(Collected data entries)
____

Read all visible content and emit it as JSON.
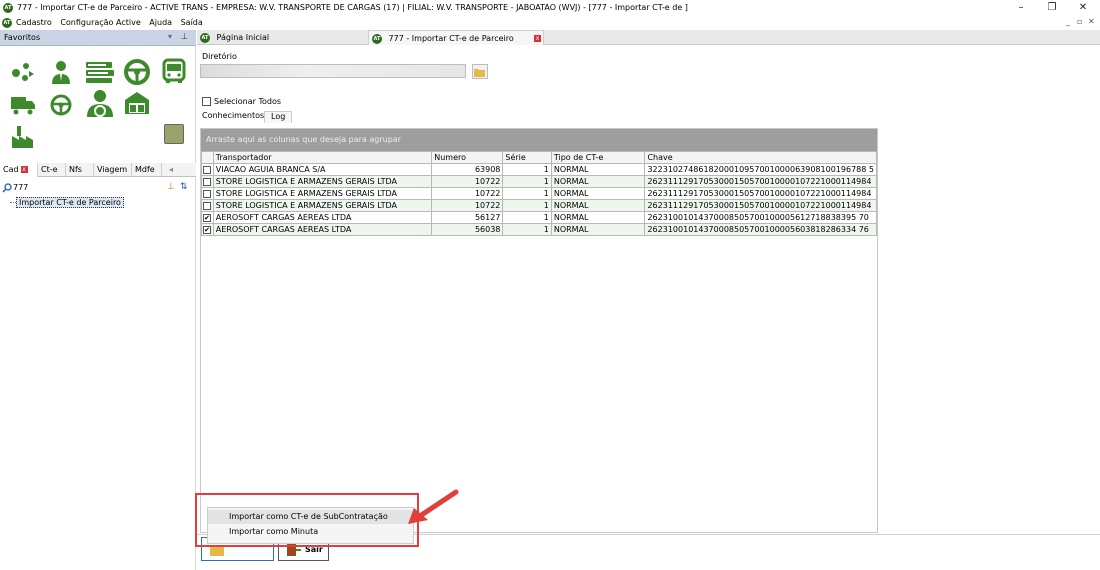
{
  "window": {
    "title": "777 - Importar CT-e de Parceiro - ACTIVE TRANS - EMPRESA: W.V. TRANSPORTE DE CARGAS (17) | FILIAL: W.V. TRANSPORTE - JABOATAO (WVJ) - [777 - Importar CT-e de ]",
    "logo_text": "AT"
  },
  "menu": [
    "Cadastro",
    "Configuração Active",
    "Ajuda",
    "Saída"
  ],
  "favorites": {
    "title": "Favoritos",
    "icons": [
      "routing-icon",
      "person-icon",
      "buses-icon",
      "steering-wheel-icon",
      "bus-front-icon",
      "truck-icon",
      "steering-wheel-small-icon",
      "driver-icon",
      "warehouse-icon",
      "factory-icon",
      "trash-icon"
    ]
  },
  "left_tabs": [
    "Cad",
    "Ct-e",
    "Nfs",
    "Viagem",
    "Mdfe"
  ],
  "search": {
    "value": "777"
  },
  "tree": {
    "item": "Importar CT-e de Parceiro"
  },
  "doc_tabs": [
    "Página Inicial",
    "777 - Importar CT-e de Parceiro"
  ],
  "form": {
    "dir_label": "Diretório",
    "select_all": "Selecionar Todos",
    "tabs": [
      "Conhecimentos",
      "Log"
    ]
  },
  "grid": {
    "group_hint": "Arraste aqui as colunas que deseja para agrupar",
    "columns": [
      "Transportador",
      "Numero",
      "Série",
      "Tipo de CT-e",
      "Chave"
    ],
    "rows": [
      {
        "checked": false,
        "transportador": "VIACAO AGUIA BRANCA S/A",
        "numero": "63908",
        "serie": "1",
        "tipo": "NORMAL",
        "chave": "3223102748618200010957001000063908100196788 5"
      },
      {
        "checked": false,
        "transportador": "STORE LOGISTICA E ARMAZENS GERAIS LTDA",
        "numero": "10722",
        "serie": "1",
        "tipo": "NORMAL",
        "chave": "26231112917053000150570010000107221000114984"
      },
      {
        "checked": false,
        "transportador": "STORE LOGISTICA E ARMAZENS GERAIS LTDA",
        "numero": "10722",
        "serie": "1",
        "tipo": "NORMAL",
        "chave": "26231112917053000150570010000107221000114984"
      },
      {
        "checked": false,
        "transportador": "STORE LOGISTICA E ARMAZENS GERAIS LTDA",
        "numero": "10722",
        "serie": "1",
        "tipo": "NORMAL",
        "chave": "26231112917053000150570010000107221000114984"
      },
      {
        "checked": true,
        "transportador": "AEROSOFT CARGAS AEREAS LTDA",
        "numero": "56127",
        "serie": "1",
        "tipo": "NORMAL",
        "chave": "26231001014370008505700100005612718838395 70"
      },
      {
        "checked": true,
        "transportador": "AEROSOFT CARGAS AEREAS LTDA",
        "numero": "56038",
        "serie": "1",
        "tipo": "NORMAL",
        "chave": "26231001014370008505700100005603818286334 76"
      }
    ]
  },
  "popup": [
    "Importar como CT-e de SubContratação",
    "Importar como Minuta"
  ],
  "buttons": {
    "exit": "Sair"
  },
  "colors": {
    "highlight_box": "#e63c3c",
    "arrow": "#e0403a",
    "fav_header": "#c8d4e4",
    "icon_green": "#3d8a2c"
  }
}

____

Problem details >> Reproduce the material in full, word for word, and omit the pictures.

Expected answer >>
Read all visible content and emit it as JSON.
{
  "window": {
    "title": "777 - Importar CT-e de Parceiro - ACTIVE TRANS - EMPRESA: W.V. TRANSPORTE DE CARGAS (17) | FILIAL: W.V. TRANSPORTE - JABOATAO (WVJ) - [777 - Importar CT-e de ]",
    "logo_text": "AT"
  },
  "menu": [
    "Cadastro",
    "Configuração Active",
    "Ajuda",
    "Saída"
  ],
  "favorites": {
    "title": "Favoritos",
    "icons": [
      "routing-icon",
      "person-icon",
      "buses-icon",
      "steering-wheel-icon",
      "bus-front-icon",
      "truck-icon",
      "steering-wheel-small-icon",
      "driver-icon",
      "warehouse-icon",
      "factory-icon",
      "trash-icon"
    ]
  },
  "left_tabs": [
    "Cad",
    "Ct-e",
    "Nfs",
    "Viagem",
    "Mdfe"
  ],
  "search": {
    "value": "777"
  },
  "tree": {
    "item": "Importar CT-e de Parceiro"
  },
  "doc_tabs": [
    "Página Inicial",
    "777 - Importar CT-e de Parceiro"
  ],
  "form": {
    "dir_label": "Diretório",
    "select_all": "Selecionar Todos",
    "tabs": [
      "Conhecimentos",
      "Log"
    ]
  },
  "grid": {
    "group_hint": "Arraste aqui as colunas que deseja para agrupar",
    "columns": [
      "Transportador",
      "Numero",
      "Série",
      "Tipo de CT-e",
      "Chave"
    ],
    "rows": [
      {
        "checked": false,
        "transportador": "VIACAO AGUIA BRANCA S/A",
        "numero": "63908",
        "serie": "1",
        "tipo": "NORMAL",
        "chave": "3223102748618200010957001000063908100196788 5"
      },
      {
        "checked": false,
        "transportador": "STORE LOGISTICA E ARMAZENS GERAIS LTDA",
        "numero": "10722",
        "serie": "1",
        "tipo": "NORMAL",
        "chave": "26231112917053000150570010000107221000114984"
      },
      {
        "checked": false,
        "transportador": "STORE LOGISTICA E ARMAZENS GERAIS LTDA",
        "numero": "10722",
        "serie": "1",
        "tipo": "NORMAL",
        "chave": "26231112917053000150570010000107221000114984"
      },
      {
        "checked": false,
        "transportador": "STORE LOGISTICA E ARMAZENS GERAIS LTDA",
        "numero": "10722",
        "serie": "1",
        "tipo": "NORMAL",
        "chave": "26231112917053000150570010000107221000114984"
      },
      {
        "checked": true,
        "transportador": "AEROSOFT CARGAS AEREAS LTDA",
        "numero": "56127",
        "serie": "1",
        "tipo": "NORMAL",
        "chave": "26231001014370008505700100005612718838395 70"
      },
      {
        "checked": true,
        "transportador": "AEROSOFT CARGAS AEREAS LTDA",
        "numero": "56038",
        "serie": "1",
        "tipo": "NORMAL",
        "chave": "26231001014370008505700100005603818286334 76"
      }
    ]
  },
  "popup": [
    "Importar como CT-e de SubContratação",
    "Importar como Minuta"
  ],
  "buttons": {
    "exit": "Sair"
  },
  "colors": {
    "highlight_box": "#e63c3c",
    "arrow": "#e0403a",
    "fav_header": "#c8d4e4",
    "icon_green": "#3d8a2c"
  }
}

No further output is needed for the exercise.